JOB — Please transcribe the records precisely; pictures stay out of your copy.

** START OF EXTRACTED ENTRIES **

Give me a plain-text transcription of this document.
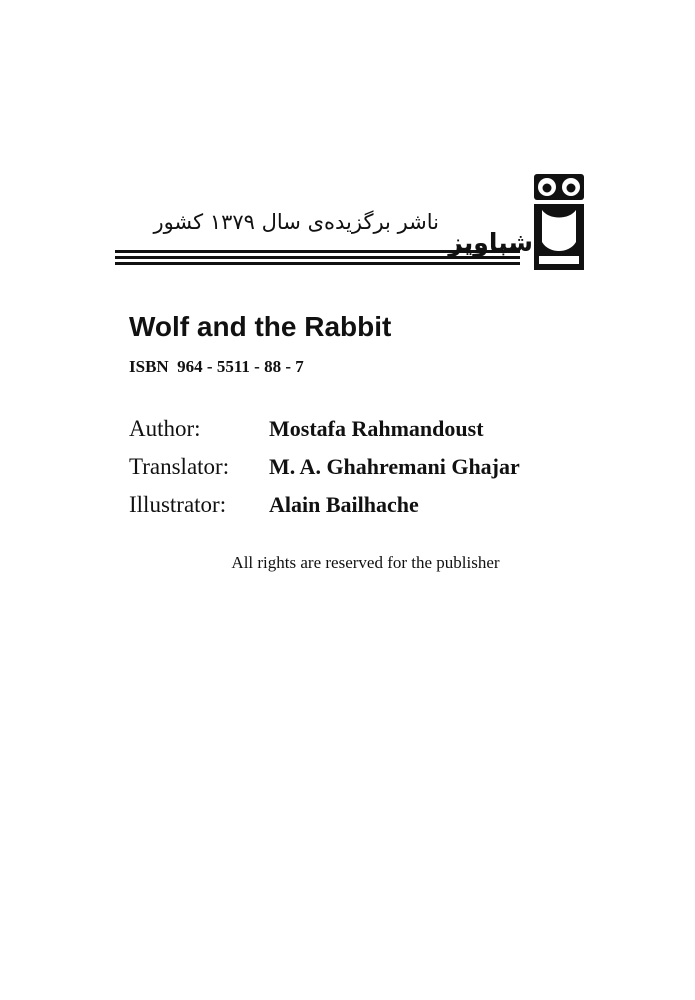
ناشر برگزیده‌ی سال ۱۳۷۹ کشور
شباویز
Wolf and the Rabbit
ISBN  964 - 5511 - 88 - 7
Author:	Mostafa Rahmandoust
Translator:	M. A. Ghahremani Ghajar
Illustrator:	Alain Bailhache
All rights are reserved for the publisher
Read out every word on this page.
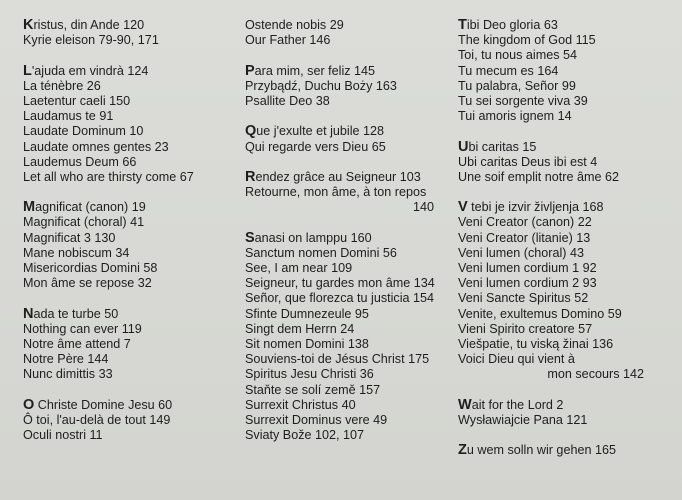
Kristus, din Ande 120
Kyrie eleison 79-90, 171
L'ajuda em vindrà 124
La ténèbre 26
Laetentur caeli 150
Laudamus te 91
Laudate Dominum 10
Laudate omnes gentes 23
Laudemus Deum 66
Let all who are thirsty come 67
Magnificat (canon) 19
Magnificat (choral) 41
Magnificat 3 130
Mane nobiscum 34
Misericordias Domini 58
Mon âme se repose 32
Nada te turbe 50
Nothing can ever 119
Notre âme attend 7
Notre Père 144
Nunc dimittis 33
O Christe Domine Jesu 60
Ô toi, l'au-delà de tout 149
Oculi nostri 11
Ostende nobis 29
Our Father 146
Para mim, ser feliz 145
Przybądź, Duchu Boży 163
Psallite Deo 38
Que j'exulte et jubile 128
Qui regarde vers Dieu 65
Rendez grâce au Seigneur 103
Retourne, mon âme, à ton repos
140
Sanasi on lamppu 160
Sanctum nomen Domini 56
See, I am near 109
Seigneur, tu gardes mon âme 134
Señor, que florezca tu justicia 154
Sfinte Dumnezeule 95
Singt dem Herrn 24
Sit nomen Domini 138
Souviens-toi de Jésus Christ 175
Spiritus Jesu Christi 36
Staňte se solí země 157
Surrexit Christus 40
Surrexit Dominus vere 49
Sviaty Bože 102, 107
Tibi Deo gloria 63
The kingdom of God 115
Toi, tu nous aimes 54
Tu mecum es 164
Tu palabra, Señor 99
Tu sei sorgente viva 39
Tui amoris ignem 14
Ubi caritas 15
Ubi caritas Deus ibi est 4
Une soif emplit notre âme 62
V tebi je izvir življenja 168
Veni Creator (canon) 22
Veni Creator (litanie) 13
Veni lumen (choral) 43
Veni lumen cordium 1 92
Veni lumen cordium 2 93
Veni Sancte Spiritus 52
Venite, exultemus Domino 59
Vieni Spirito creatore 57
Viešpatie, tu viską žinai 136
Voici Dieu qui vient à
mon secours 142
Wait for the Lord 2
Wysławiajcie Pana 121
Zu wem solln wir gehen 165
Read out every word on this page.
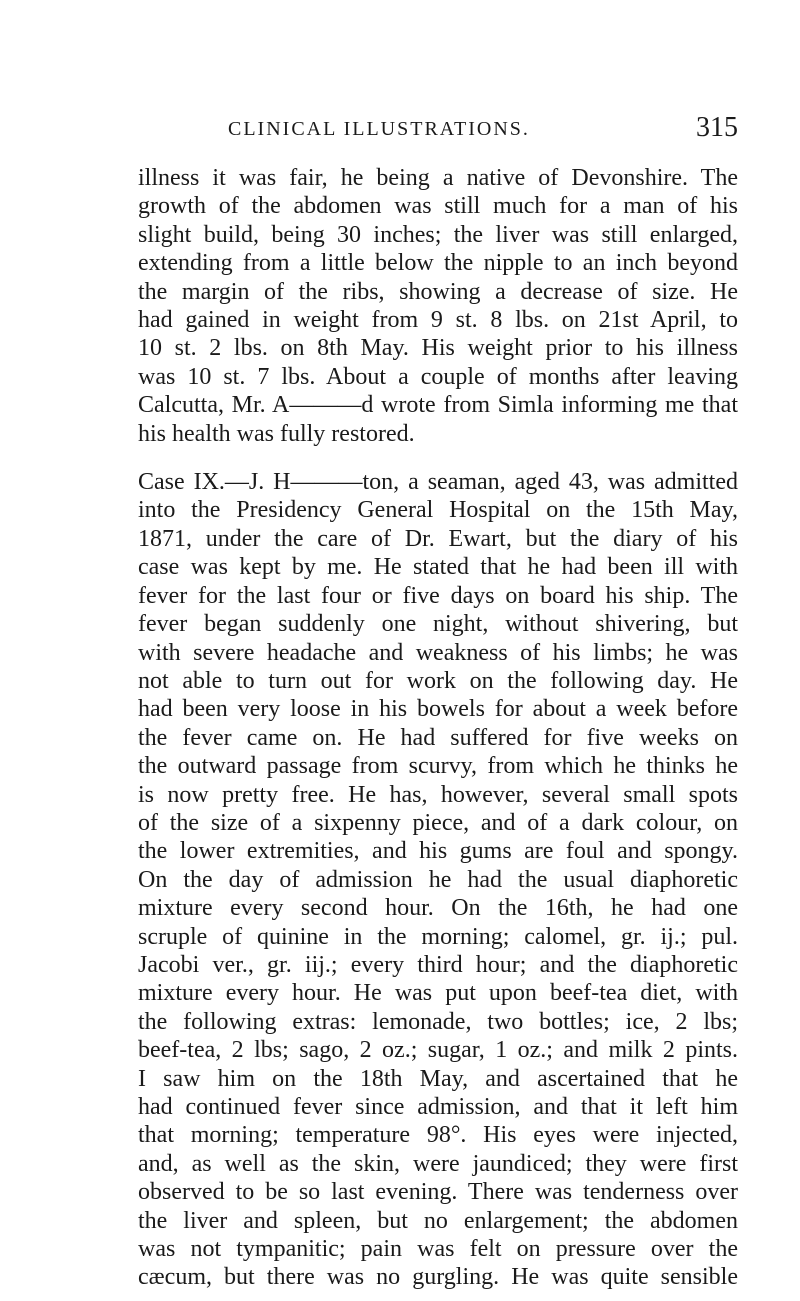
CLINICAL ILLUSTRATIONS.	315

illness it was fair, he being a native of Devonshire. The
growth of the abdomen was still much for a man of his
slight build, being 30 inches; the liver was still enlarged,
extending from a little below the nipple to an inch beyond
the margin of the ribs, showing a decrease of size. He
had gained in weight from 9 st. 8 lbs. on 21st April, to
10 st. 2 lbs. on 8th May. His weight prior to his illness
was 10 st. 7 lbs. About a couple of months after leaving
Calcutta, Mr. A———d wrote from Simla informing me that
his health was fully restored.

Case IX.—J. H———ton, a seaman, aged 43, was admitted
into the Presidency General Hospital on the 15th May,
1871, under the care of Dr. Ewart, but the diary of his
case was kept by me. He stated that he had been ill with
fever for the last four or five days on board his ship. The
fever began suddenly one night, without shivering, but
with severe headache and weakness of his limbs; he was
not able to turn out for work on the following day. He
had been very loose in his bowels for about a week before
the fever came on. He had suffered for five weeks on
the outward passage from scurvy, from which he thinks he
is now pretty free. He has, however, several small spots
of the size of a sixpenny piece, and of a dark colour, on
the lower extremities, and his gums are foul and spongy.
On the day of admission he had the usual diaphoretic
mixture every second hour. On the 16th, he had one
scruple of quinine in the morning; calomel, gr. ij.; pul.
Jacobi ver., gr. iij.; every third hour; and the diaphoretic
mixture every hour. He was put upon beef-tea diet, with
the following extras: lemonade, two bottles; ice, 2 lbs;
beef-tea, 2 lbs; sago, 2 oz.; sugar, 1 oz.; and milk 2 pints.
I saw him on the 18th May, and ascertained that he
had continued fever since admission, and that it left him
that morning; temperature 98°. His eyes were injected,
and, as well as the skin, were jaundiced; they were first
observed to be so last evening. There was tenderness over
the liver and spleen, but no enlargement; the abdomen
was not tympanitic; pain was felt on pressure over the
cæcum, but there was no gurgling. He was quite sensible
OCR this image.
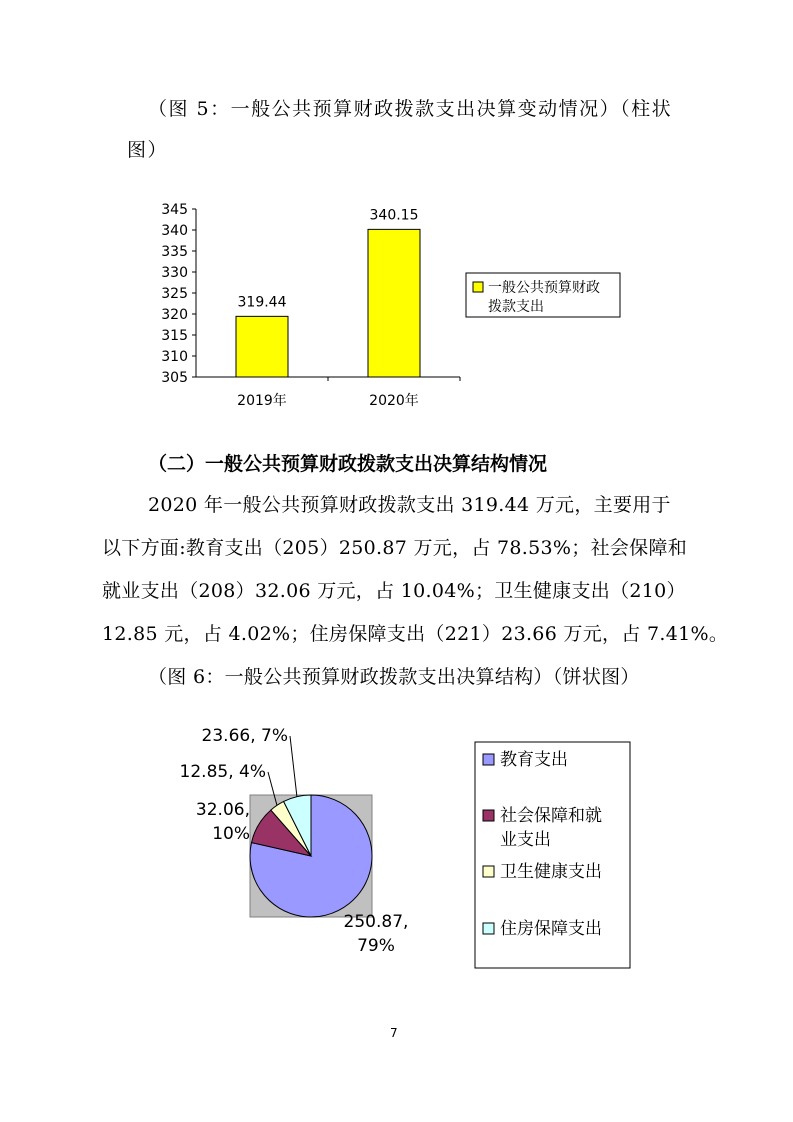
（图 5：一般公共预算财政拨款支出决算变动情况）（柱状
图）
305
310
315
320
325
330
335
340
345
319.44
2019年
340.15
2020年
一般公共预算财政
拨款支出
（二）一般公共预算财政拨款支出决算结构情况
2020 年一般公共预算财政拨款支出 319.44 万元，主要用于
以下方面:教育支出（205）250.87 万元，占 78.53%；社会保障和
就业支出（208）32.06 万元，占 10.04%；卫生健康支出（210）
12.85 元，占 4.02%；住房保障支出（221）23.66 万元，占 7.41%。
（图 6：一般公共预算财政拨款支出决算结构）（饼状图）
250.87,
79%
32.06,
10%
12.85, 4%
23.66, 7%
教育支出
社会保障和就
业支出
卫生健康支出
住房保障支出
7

** END OF EXTRACTED ENTRIES **

PROBLEM SOLUTION —
Give me a plain-text transcription of this document.
ناشر برگزیده‌ی سال ۱۳۷۹ کشور
شباویز
Wolf and the Rabbit
ISBN  964 - 5511 - 88 - 7
Author:	Mostafa Rahmandoust
Translator:	M. A. Ghahremani Ghajar
Illustrator:	Alain Bailhache
All rights are reserved for the publisher
Read out every word on this page.
Kristus, din Ande 120
Kyrie eleison 79-90, 171
L'ajuda em vindrà 124
La ténèbre 26
Laetentur caeli 150
Laudamus te 91
Laudate Dominum 10
Laudate omnes gentes 23
Laudemus Deum 66
Let all who are thirsty come 67
Magnificat (canon) 19
Magnificat (choral) 41
Magnificat 3 130
Mane nobiscum 34
Misericordias Domini 58
Mon âme se repose 32
Nada te turbe 50
Nothing can ever 119
Notre âme attend 7
Notre Père 144
Nunc dimittis 33
O Christe Domine Jesu 60
Ô toi, l'au-delà de tout 149
Oculi nostri 11
Ostende nobis 29
Our Father 146
Para mim, ser feliz 145
Przybądź, Duchu Boży 163
Psallite Deo 38
Que j'exulte et jubile 128
Qui regarde vers Dieu 65
Rendez grâce au Seigneur 103
Retourne, mon âme, à ton repos
140
Sanasi on lamppu 160
Sanctum nomen Domini 56
See, I am near 109
Seigneur, tu gardes mon âme 134
Señor, que florezca tu justicia 154
Sfinte Dumnezeule 95
Singt dem Herrn 24
Sit nomen Domini 138
Souviens-toi de Jésus Christ 175
Spiritus Jesu Christi 36
Staňte se solí země 157
Surrexit Christus 40
Surrexit Dominus vere 49
Sviaty Bože 102, 107
Tibi Deo gloria 63
The kingdom of God 115
Toi, tu nous aimes 54
Tu mecum es 164
Tu palabra, Señor 99
Tu sei sorgente viva 39
Tui amoris ignem 14
Ubi caritas 15
Ubi caritas Deus ibi est 4
Une soif emplit notre âme 62
V tebi je izvir življenja 168
Veni Creator (canon) 22
Veni Creator (litanie) 13
Veni lumen (choral) 43
Veni lumen cordium 1 92
Veni lumen cordium 2 93
Veni Sancte Spiritus 52
Venite, exultemus Domino 59
Vieni Spirito creatore 57
Viešpatie, tu viską žinai 136
Voici Dieu qui vient à
mon secours 142
Wait for the Lord 2
Wysławiajcie Pana 121
Zu wem solln wir gehen 165
Read out every word on this page.
CLINICAL ILLUSTRATIONS.	315

illness it was fair, he being a native of Devonshire. The
growth of the abdomen was still much for a man of his
slight build, being 30 inches; the liver was still enlarged,
extending from a little below the nipple to an inch beyond
the margin of the ribs, showing a decrease of size. He
had gained in weight from 9 st. 8 lbs. on 21st April, to
10 st. 2 lbs. on 8th May. His weight prior to his illness
was 10 st. 7 lbs. About a couple of months after leaving
Calcutta, Mr. A———d wrote from Simla informing me that
his health was fully restored.

Case IX.—J. H———ton, a seaman, aged 43, was admitted
into the Presidency General Hospital on the 15th May,
1871, under the care of Dr. Ewart, but the diary of his
case was kept by me. He stated that he had been ill with
fever for the last four or five days on board his ship. The
fever began suddenly one night, without shivering, but
with severe headache and weakness of his limbs; he was
not able to turn out for work on the following day. He
had been very loose in his bowels for about a week before
the fever came on. He had suffered for five weeks on
the outward passage from scurvy, from which he thinks he
is now pretty free. He has, however, several small spots
of the size of a sixpenny piece, and of a dark colour, on
the lower extremities, and his gums are foul and spongy.
On the day of admission he had the usual diaphoretic
mixture every second hour. On the 16th, he had one
scruple of quinine in the morning; calomel, gr. ij.; pul.
Jacobi ver., gr. iij.; every third hour; and the diaphoretic
mixture every hour. He was put upon beef-tea diet, with
the following extras: lemonade, two bottles; ice, 2 lbs;
beef-tea, 2 lbs; sago, 2 oz.; sugar, 1 oz.; and milk 2 pints.
I saw him on the 18th May, and ascertained that he
had continued fever since admission, and that it left him
that morning; temperature 98°. His eyes were injected,
and, as well as the skin, were jaundiced; they were first
observed to be so last evening. There was tenderness over
the liver and spleen, but no enlargement; the abdomen
was not tympanitic; pain was felt on pressure over the
cæcum, but there was no gurgling. He was quite sensible
OCR this image.
（图 5：一般公共预算财政拨款支出决算变动情况）（柱状
图）
305
310
315
320
325
330
335
340
345
319.44
2019年
340.15
2020年
一般公共预算财政
拨款支出
（二）一般公共预算财政拨款支出决算结构情况
2020 年一般公共预算财政拨款支出 319.44 万元，主要用于
以下方面:教育支出（205）250.87 万元，占 78.53%；社会保障和
就业支出（208）32.06 万元，占 10.04%；卫生健康支出（210）
12.85 元，占 4.02%；住房保障支出（221）23.66 万元，占 7.41%。
（图 6：一般公共预算财政拨款支出决算结构）（饼状图）
250.87,
79%
32.06,
10%
12.85, 4%
23.66, 7%
教育支出
社会保障和就
业支出
卫生健康支出
住房保障支出
7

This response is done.